SET EXERCISE >> Write out the entries below once more, exactly, with the pictures left out.

RECORDS PROVIDED >>
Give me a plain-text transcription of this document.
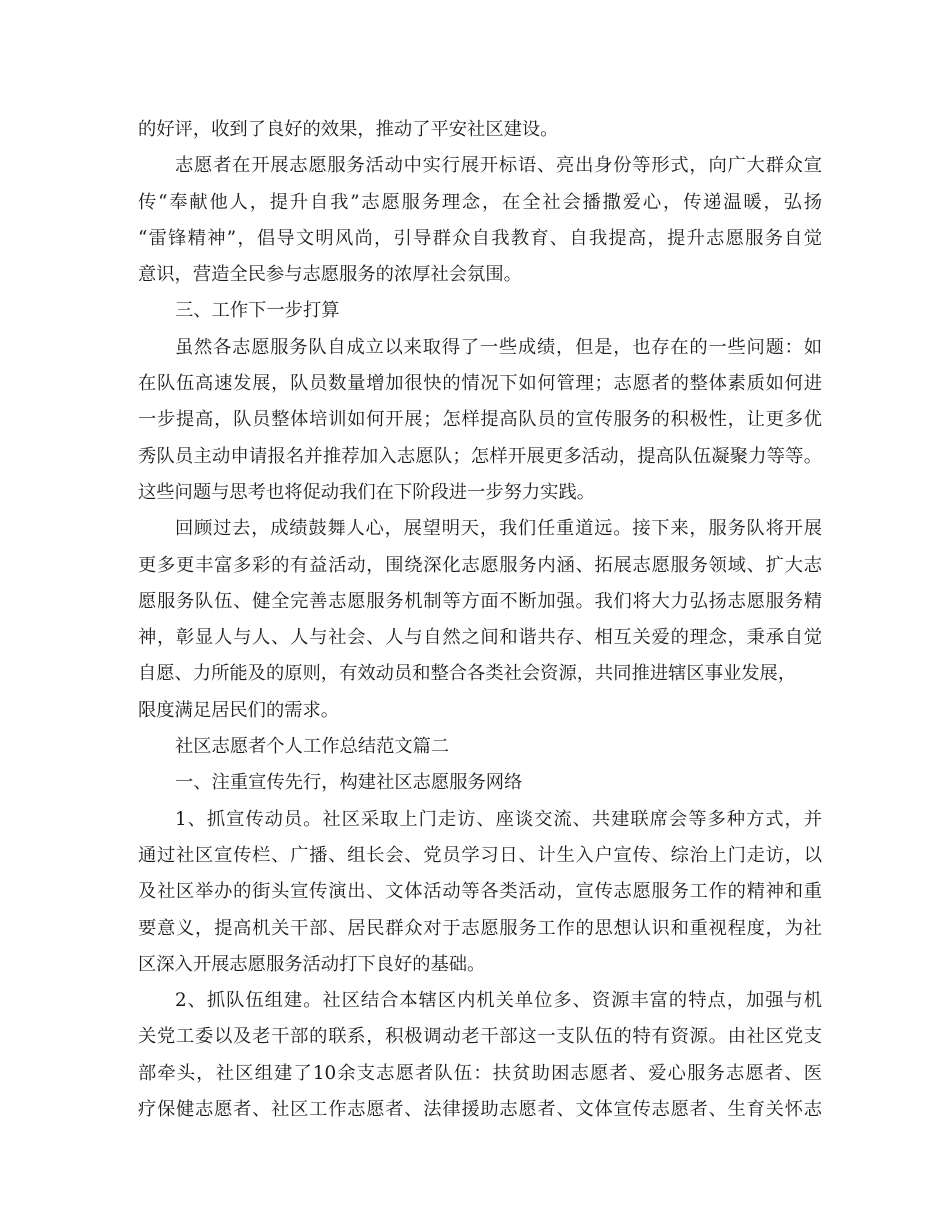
的好评，收到了良好的效果，推动了平安社区建设。
志愿者在开展志愿服务活动中实行展开标语、亮出身份等形式，向广大群众宣
传“奉献他人，提升自我”志愿服务理念，在全社会播撒爱心，传递温暖，弘扬
“雷锋精神”，倡导文明风尚，引导群众自我教育、自我提高，提升志愿服务自觉
意识，营造全民参与志愿服务的浓厚社会氛围。
三、工作下一步打算
虽然各志愿服务队自成立以来取得了一些成绩，但是，也存在的一些问题：如
在队伍高速发展，队员数量增加很快的情况下如何管理；志愿者的整体素质如何进
一步提高，队员整体培训如何开展；怎样提高队员的宣传服务的积极性，让更多优
秀队员主动申请报名并推荐加入志愿队；怎样开展更多活动，提高队伍凝聚力等等。
这些问题与思考也将促动我们在下阶段进一步努力实践。
回顾过去，成绩鼓舞人心，展望明天，我们任重道远。接下来，服务队将开展
更多更丰富多彩的有益活动，围绕深化志愿服务内涵、拓展志愿服务领域、扩大志
愿服务队伍、健全完善志愿服务机制等方面不断加强。我们将大力弘扬志愿服务精
神，彰显人与人、人与社会、人与自然之间和谐共存、相互关爱的理念，秉承自觉
自愿、力所能及的原则，有效动员和整合各类社会资源，共同推进辖区事业发展，
限度满足居民们的需求。
社区志愿者个人工作总结范文篇二
一、注重宣传先行，构建社区志愿服务网络
1、抓宣传动员。社区采取上门走访、座谈交流、共建联席会等多种方式，并
通过社区宣传栏、广播、组长会、党员学习日、计生入户宣传、综治上门走访，以
及社区举办的街头宣传演出、文体活动等各类活动，宣传志愿服务工作的精神和重
要意义，提高机关干部、居民群众对于志愿服务工作的思想认识和重视程度，为社
区深入开展志愿服务活动打下良好的基础。
2、抓队伍组建。社区结合本辖区内机关单位多、资源丰富的特点，加强与机
关党工委以及老干部的联系，积极调动老干部这一支队伍的特有资源。由社区党支
部牵头，社区组建了10余支志愿者队伍：扶贫助困志愿者、爱心服务志愿者、医
疗保健志愿者、社区工作志愿者、法律援助志愿者、文体宣传志愿者、生育关怀志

EXERCISE RESPONSE >>
Give me a plain-text transcription of this document.
的好评，收到了良好的效果，推动了平安社区建设。
志愿者在开展志愿服务活动中实行展开标语、亮出身份等形式，向广大群众宣
传“奉献他人，提升自我”志愿服务理念，在全社会播撒爱心，传递温暖，弘扬
“雷锋精神”，倡导文明风尚，引导群众自我教育、自我提高，提升志愿服务自觉
意识，营造全民参与志愿服务的浓厚社会氛围。
三、工作下一步打算
虽然各志愿服务队自成立以来取得了一些成绩，但是，也存在的一些问题：如
在队伍高速发展，队员数量增加很快的情况下如何管理；志愿者的整体素质如何进
一步提高，队员整体培训如何开展；怎样提高队员的宣传服务的积极性，让更多优
秀队员主动申请报名并推荐加入志愿队；怎样开展更多活动，提高队伍凝聚力等等。
这些问题与思考也将促动我们在下阶段进一步努力实践。
回顾过去，成绩鼓舞人心，展望明天，我们任重道远。接下来，服务队将开展
更多更丰富多彩的有益活动，围绕深化志愿服务内涵、拓展志愿服务领域、扩大志
愿服务队伍、健全完善志愿服务机制等方面不断加强。我们将大力弘扬志愿服务精
神，彰显人与人、人与社会、人与自然之间和谐共存、相互关爱的理念，秉承自觉
自愿、力所能及的原则，有效动员和整合各类社会资源，共同推进辖区事业发展，
限度满足居民们的需求。
社区志愿者个人工作总结范文篇二
一、注重宣传先行，构建社区志愿服务网络
1、抓宣传动员。社区采取上门走访、座谈交流、共建联席会等多种方式，并
通过社区宣传栏、广播、组长会、党员学习日、计生入户宣传、综治上门走访，以
及社区举办的街头宣传演出、文体活动等各类活动，宣传志愿服务工作的精神和重
要意义，提高机关干部、居民群众对于志愿服务工作的思想认识和重视程度，为社
区深入开展志愿服务活动打下良好的基础。
2、抓队伍组建。社区结合本辖区内机关单位多、资源丰富的特点，加强与机
关党工委以及老干部的联系，积极调动老干部这一支队伍的特有资源。由社区党支
部牵头，社区组建了10余支志愿者队伍：扶贫助困志愿者、爱心服务志愿者、医
疗保健志愿者、社区工作志愿者、法律援助志愿者、文体宣传志愿者、生育关怀志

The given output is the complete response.